Exercise goal - Find each line containing the string "good". Copy it.

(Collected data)
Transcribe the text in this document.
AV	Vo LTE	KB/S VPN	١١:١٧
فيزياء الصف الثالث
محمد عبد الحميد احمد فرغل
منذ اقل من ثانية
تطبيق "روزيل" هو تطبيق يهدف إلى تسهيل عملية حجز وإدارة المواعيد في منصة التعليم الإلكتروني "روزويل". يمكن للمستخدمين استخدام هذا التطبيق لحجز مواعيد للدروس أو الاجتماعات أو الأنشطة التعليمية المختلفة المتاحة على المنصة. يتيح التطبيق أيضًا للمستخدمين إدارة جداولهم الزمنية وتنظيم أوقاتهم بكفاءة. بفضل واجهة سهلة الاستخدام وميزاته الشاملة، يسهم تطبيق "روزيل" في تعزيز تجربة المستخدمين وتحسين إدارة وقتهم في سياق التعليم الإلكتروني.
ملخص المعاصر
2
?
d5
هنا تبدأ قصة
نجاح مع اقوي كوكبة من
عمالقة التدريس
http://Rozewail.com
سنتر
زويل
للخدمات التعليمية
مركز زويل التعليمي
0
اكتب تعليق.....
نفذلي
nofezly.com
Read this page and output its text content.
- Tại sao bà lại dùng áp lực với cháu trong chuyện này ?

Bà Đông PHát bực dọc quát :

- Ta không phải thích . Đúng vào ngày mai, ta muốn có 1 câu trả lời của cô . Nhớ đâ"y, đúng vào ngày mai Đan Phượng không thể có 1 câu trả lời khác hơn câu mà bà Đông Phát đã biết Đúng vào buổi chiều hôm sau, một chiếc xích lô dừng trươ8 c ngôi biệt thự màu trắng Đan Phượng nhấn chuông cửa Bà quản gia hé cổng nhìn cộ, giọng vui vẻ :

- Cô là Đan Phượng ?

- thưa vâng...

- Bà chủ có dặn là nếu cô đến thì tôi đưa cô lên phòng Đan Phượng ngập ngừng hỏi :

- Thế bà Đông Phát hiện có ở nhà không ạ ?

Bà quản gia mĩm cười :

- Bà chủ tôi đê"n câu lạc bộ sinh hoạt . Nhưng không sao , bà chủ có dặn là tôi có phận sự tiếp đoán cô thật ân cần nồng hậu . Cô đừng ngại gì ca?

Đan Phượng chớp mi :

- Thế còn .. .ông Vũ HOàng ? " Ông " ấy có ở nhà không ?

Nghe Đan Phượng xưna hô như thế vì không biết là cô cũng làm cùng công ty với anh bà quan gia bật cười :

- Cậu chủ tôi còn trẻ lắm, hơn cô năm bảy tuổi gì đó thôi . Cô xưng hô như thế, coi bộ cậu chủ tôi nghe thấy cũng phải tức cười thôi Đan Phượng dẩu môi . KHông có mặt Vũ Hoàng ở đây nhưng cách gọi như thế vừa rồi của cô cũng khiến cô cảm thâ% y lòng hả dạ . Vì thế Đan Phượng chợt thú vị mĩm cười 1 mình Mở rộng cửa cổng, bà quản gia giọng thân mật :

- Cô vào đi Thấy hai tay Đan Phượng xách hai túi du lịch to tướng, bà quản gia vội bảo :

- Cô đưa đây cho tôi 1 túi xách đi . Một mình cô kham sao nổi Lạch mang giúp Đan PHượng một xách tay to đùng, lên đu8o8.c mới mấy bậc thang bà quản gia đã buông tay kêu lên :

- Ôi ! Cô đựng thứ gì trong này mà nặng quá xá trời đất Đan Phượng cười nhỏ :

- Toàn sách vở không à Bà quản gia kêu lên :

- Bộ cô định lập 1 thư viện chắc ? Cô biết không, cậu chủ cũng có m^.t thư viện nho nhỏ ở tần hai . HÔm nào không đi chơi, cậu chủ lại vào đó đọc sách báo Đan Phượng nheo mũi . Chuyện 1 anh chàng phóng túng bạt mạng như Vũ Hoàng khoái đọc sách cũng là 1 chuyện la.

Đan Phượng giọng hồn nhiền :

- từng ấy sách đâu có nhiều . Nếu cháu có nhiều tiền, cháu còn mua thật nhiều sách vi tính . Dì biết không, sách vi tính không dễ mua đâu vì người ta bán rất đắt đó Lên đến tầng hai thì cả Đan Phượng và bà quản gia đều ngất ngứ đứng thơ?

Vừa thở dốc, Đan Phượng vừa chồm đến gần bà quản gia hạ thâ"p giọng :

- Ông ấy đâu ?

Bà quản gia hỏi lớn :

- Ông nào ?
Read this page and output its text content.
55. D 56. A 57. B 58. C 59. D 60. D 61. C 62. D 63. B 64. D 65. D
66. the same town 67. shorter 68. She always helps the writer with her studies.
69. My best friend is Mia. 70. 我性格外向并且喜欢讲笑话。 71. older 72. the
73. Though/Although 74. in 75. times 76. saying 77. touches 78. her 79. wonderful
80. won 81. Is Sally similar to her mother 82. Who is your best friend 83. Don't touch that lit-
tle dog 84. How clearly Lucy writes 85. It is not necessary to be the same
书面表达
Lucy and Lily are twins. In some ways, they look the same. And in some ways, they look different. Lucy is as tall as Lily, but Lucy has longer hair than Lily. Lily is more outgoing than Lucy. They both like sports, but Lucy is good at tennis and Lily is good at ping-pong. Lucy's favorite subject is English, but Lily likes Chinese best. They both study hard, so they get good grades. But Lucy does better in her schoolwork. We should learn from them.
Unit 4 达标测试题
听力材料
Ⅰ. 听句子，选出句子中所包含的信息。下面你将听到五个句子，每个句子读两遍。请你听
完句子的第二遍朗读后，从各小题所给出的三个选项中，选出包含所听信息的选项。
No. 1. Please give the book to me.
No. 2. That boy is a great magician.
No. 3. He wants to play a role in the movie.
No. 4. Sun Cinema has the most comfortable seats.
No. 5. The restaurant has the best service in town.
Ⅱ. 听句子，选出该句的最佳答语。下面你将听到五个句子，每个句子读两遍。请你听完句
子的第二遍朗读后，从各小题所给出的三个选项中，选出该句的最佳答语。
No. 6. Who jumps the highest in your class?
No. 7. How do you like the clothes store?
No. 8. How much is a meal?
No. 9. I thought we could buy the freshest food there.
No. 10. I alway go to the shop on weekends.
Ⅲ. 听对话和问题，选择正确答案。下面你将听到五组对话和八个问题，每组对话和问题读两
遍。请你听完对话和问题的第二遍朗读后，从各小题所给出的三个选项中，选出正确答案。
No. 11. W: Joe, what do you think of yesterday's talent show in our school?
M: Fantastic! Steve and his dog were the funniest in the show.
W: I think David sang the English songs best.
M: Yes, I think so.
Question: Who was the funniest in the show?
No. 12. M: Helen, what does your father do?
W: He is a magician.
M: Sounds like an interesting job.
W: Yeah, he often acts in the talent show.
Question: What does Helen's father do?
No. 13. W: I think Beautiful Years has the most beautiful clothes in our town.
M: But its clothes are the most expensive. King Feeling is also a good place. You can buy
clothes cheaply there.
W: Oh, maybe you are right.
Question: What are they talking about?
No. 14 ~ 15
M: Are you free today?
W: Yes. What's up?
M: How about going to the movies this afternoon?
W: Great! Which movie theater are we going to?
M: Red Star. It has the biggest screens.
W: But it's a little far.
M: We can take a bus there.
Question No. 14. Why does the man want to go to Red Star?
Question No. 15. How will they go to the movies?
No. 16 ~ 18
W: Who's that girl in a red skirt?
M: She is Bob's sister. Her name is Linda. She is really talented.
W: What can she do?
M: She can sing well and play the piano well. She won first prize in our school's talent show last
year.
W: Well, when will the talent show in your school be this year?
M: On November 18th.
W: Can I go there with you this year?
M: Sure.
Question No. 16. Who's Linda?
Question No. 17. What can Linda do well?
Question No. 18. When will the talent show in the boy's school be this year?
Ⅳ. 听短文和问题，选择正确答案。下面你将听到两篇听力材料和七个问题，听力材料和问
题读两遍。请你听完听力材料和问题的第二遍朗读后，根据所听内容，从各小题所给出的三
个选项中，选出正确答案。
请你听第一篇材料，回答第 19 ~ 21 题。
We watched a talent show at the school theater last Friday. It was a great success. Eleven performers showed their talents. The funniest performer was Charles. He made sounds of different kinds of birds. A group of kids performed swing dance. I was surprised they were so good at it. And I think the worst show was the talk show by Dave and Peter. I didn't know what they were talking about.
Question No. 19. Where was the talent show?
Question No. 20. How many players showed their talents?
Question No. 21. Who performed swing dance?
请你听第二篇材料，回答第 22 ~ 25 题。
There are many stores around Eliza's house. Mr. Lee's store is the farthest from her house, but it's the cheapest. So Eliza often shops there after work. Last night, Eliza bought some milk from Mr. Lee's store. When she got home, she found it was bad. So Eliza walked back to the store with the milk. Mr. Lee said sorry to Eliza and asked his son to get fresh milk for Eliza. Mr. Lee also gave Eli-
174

Final answer -
Lucy and Lily are twins. In some ways, they look the same. And in some ways, they look different. Lucy is as tall as Lily, but Lucy has longer hair than Lily. Lily is more outgoing than Lucy. They both like sports, but Lucy is good at tennis and Lily is good at ping-pong. Lucy's favorite subject is English, but Lily likes Chinese best. They both study hard, so they get good grades. But Lucy does better in her schoolwork. We should learn from them.
M: But its clothes are the most expensive. King Feeling is also a good place. You can buy
We watched a talent show at the school theater last Friday. It was a great success. Eleven performers showed their talents. The funniest performer was Charles. He made sounds of different kinds of birds. A group of kids performed swing dance. I was surprised they were so good at it. And I think the worst show was the talk show by Dave and Peter. I didn't know what they were talking about.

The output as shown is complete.